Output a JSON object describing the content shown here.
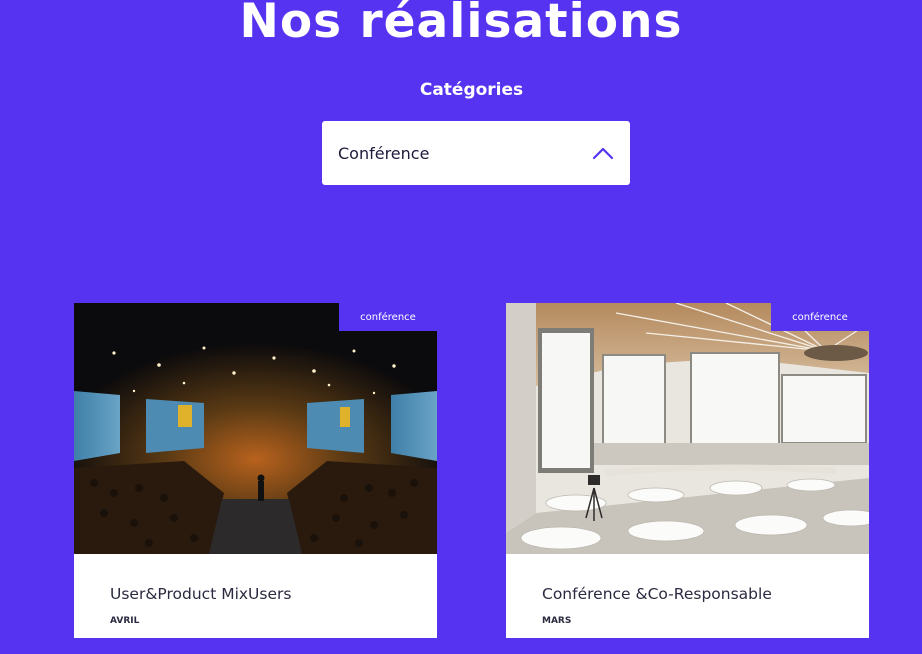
{
  "page": {
    "title": "Nos réalisations"
  },
  "filter": {
    "label": "Catégories",
    "selected": "Conférence"
  },
  "colors": {
    "accent": "#5533f0",
    "card_bg": "#ffffff",
    "text_dark": "#2a2a40"
  },
  "icons": {
    "select_toggle": "chevron-up-icon"
  },
  "cards": [
    {
      "badge": "conférence",
      "title": "User&Product MixUsers",
      "date": "AVRIL"
    },
    {
      "badge": "conférence",
      "title": "Conférence &Co-Responsable",
      "date": "MARS"
    }
  ]
}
^^^^^^^^^^^^^^^^
# [WORK REQUIRED]
Retype each line of the listing above word for word. Exclude the pictures.

# [THE COMPLETED TASK]
Output a JSON object describing the content shown here.
{
  "page": {
    "title": "Nos réalisations"
  },
  "filter": {
    "label": "Catégories",
    "selected": "Conférence"
  },
  "colors": {
    "accent": "#5533f0",
    "card_bg": "#ffffff",
    "text_dark": "#2a2a40"
  },
  "icons": {
    "select_toggle": "chevron-up-icon"
  },
  "cards": [
    {
      "badge": "conférence",
      "title": "User&Product MixUsers",
      "date": "AVRIL"
    },
    {
      "badge": "conférence",
      "title": "Conférence &Co-Responsable",
      "date": "MARS"
    }
  ]
}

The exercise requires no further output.